■ WRITTEN TASK: Every line that holds "grupos" should be shown.

■ RECORDED DATA:
--- Start ---
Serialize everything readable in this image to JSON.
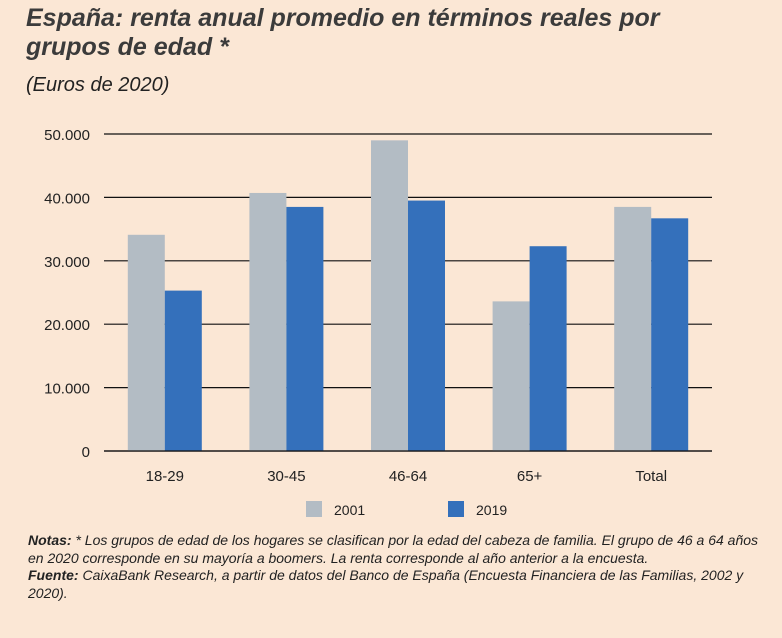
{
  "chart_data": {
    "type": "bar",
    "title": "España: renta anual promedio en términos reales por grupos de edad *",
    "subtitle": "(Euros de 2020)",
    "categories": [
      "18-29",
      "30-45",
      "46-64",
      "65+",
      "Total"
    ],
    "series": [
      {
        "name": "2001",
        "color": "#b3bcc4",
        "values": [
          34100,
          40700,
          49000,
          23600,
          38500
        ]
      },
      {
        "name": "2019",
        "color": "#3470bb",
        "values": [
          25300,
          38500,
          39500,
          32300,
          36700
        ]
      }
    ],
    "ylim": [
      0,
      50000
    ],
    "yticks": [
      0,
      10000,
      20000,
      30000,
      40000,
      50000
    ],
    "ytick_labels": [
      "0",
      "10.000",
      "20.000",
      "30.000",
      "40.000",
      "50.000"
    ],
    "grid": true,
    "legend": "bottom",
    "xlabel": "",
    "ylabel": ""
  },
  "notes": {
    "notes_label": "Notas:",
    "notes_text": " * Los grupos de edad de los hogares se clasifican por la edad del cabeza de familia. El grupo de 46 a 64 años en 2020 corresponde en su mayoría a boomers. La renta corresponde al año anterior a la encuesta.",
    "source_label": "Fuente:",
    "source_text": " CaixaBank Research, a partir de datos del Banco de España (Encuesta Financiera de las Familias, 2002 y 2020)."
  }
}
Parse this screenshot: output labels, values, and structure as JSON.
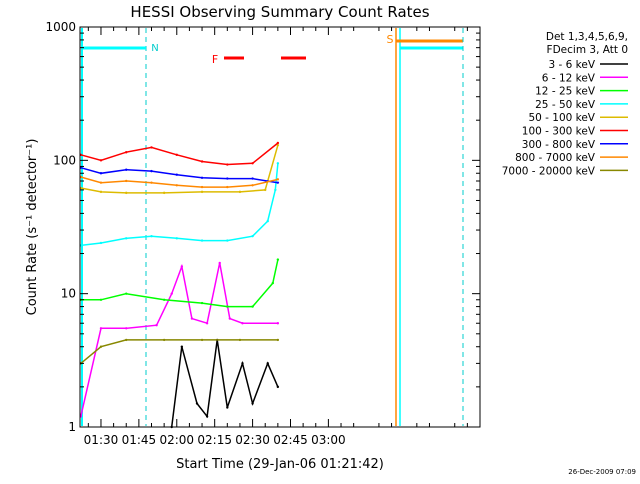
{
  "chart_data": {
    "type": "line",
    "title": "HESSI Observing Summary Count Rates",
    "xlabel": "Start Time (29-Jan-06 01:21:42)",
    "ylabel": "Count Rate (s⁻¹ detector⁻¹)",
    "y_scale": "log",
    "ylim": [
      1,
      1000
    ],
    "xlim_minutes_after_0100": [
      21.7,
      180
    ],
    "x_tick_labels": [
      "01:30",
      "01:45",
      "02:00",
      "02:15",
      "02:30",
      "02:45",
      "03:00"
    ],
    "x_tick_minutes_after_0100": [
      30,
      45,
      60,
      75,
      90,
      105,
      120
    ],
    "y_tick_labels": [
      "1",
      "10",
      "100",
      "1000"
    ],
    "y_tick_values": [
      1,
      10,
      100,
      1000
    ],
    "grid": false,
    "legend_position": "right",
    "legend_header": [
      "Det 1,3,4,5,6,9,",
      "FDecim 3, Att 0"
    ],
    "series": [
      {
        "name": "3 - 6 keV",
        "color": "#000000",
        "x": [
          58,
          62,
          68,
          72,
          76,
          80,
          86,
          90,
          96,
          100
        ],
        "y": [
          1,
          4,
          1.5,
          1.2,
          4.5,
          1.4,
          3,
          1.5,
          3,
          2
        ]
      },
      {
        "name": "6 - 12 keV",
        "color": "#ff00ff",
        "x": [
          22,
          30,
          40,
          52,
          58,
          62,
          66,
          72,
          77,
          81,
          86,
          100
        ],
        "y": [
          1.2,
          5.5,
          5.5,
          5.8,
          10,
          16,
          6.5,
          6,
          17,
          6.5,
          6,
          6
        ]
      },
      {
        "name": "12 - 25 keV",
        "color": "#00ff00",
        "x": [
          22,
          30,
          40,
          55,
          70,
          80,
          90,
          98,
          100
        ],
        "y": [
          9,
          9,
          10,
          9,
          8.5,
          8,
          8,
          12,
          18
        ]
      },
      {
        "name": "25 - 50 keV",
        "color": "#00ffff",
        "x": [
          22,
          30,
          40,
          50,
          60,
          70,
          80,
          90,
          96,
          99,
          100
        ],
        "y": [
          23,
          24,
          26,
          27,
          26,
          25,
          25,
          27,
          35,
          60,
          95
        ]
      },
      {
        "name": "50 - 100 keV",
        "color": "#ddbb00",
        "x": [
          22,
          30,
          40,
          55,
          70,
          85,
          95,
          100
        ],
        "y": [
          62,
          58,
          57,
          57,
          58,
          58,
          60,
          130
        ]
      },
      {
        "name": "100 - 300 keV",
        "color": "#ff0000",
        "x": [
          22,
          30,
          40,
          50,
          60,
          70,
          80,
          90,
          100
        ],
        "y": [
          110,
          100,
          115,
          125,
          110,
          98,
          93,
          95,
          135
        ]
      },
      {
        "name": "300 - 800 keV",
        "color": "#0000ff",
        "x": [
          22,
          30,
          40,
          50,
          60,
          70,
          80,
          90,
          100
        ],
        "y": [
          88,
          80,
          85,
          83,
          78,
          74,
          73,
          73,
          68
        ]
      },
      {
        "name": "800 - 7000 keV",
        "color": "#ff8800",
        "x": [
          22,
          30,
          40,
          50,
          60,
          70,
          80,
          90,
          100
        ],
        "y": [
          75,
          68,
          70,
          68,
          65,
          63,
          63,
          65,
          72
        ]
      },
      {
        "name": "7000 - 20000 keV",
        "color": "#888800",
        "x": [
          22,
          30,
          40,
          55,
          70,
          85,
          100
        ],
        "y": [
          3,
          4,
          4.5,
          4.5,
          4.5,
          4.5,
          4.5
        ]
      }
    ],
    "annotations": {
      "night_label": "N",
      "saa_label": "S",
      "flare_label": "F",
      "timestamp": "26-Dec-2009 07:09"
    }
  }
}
--- End ---
--- Start ---
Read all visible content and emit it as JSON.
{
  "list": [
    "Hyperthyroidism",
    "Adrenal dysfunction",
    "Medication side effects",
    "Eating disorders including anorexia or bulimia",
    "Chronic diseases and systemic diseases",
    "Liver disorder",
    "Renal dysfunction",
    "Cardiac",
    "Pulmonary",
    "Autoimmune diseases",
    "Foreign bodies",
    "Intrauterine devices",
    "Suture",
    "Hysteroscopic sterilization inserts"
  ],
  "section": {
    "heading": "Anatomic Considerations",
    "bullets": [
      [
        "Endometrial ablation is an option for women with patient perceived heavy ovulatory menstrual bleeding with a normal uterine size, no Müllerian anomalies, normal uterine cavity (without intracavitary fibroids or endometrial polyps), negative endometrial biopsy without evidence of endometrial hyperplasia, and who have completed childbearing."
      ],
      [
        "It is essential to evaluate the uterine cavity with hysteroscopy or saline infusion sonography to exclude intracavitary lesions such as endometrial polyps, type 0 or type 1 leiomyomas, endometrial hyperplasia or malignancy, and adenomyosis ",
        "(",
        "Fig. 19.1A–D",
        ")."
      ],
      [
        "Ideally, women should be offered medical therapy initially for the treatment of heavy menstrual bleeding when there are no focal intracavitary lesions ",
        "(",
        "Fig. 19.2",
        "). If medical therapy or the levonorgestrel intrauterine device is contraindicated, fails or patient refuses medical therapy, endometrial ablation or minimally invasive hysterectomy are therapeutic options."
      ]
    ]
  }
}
--- End ---
■ SOLUTION:
    "title": "España: renta anual promedio en términos reales por grupos de edad *",
    "notes_text": " * Los grupos de edad de los hogares se clasifican por la edad del cabeza de familia. El grupo de 46 a 64 años en 2020 corresponde en su mayoría a boomers. La renta corresponde al año anterior a la encuesta.",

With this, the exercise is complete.